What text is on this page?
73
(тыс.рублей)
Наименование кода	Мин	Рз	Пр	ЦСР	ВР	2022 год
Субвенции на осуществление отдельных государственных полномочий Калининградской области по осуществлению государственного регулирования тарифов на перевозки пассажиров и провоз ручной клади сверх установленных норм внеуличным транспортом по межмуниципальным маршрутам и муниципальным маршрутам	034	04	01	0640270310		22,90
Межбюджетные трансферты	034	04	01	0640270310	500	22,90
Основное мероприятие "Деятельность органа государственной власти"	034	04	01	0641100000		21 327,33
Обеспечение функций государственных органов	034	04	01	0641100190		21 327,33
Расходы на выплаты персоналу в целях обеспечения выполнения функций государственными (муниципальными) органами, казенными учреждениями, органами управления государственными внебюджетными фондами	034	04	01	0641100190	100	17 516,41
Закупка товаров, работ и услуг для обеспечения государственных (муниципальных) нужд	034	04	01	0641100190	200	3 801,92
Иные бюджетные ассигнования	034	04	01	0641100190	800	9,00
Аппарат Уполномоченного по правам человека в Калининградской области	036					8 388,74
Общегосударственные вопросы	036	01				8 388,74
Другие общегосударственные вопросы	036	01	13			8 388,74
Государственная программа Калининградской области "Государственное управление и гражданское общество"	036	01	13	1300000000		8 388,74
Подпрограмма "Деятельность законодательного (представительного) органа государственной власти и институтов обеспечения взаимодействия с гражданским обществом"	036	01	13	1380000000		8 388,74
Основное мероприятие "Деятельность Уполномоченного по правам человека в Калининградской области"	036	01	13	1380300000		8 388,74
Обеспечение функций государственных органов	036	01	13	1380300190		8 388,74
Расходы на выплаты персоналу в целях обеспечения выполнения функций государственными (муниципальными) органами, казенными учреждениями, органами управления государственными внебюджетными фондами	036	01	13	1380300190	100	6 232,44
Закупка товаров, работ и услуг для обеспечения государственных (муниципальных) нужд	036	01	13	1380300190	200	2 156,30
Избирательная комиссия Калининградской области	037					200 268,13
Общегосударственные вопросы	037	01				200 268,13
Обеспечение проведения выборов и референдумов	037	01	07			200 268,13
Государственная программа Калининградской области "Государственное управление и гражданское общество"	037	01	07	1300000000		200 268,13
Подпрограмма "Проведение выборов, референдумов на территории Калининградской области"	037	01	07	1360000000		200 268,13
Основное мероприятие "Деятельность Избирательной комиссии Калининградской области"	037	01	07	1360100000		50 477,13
::::::::::
Exercise details = Show the data once more, exactly as it was written.

Answer to this task =
What text is on this page?
73
(тыс.рублей)
Наименование кода	Мин	Рз	Пр	ЦСР	ВР	2022 год
Субвенции на осуществление отдельных государственных полномочий Калининградской области по осуществлению государственного регулирования тарифов на перевозки пассажиров и провоз ручной клади сверх установленных норм внеуличным транспортом по межмуниципальным маршрутам и муниципальным маршрутам	034	04	01	0640270310		22,90
Межбюджетные трансферты	034	04	01	0640270310	500	22,90
Основное мероприятие "Деятельность органа государственной власти"	034	04	01	0641100000		21 327,33
Обеспечение функций государственных органов	034	04	01	0641100190		21 327,33
Расходы на выплаты персоналу в целях обеспечения выполнения функций государственными (муниципальными) органами, казенными учреждениями, органами управления государственными внебюджетными фондами	034	04	01	0641100190	100	17 516,41
Закупка товаров, работ и услуг для обеспечения государственных (муниципальных) нужд	034	04	01	0641100190	200	3 801,92
Иные бюджетные ассигнования	034	04	01	0641100190	800	9,00
Аппарат Уполномоченного по правам человека в Калининградской области	036					8 388,74
Общегосударственные вопросы	036	01				8 388,74
Другие общегосударственные вопросы	036	01	13			8 388,74
Государственная программа Калининградской области "Государственное управление и гражданское общество"	036	01	13	1300000000		8 388,74
Подпрограмма "Деятельность законодательного (представительного) органа государственной власти и институтов обеспечения взаимодействия с гражданским обществом"	036	01	13	1380000000		8 388,74
Основное мероприятие "Деятельность Уполномоченного по правам человека в Калининградской области"	036	01	13	1380300000		8 388,74
Обеспечение функций государственных органов	036	01	13	1380300190		8 388,74
Расходы на выплаты персоналу в целях обеспечения выполнения функций государственными (муниципальными) органами, казенными учреждениями, органами управления государственными внебюджетными фондами	036	01	13	1380300190	100	6 232,44
Закупка товаров, работ и услуг для обеспечения государственных (муниципальных) нужд	036	01	13	1380300190	200	2 156,30
Избирательная комиссия Калининградской области	037					200 268,13
Общегосударственные вопросы	037	01				200 268,13
Обеспечение проведения выборов и референдумов	037	01	07			200 268,13
Государственная программа Калининградской области "Государственное управление и гражданское общество"	037	01	07	1300000000		200 268,13
Подпрограмма "Проведение выборов, референдумов на территории Калининградской области"	037	01	07	1360000000		200 268,13
Основное мероприятие "Деятельность Избирательной комиссии Калининградской области"	037	01	07	1360100000		50 477,13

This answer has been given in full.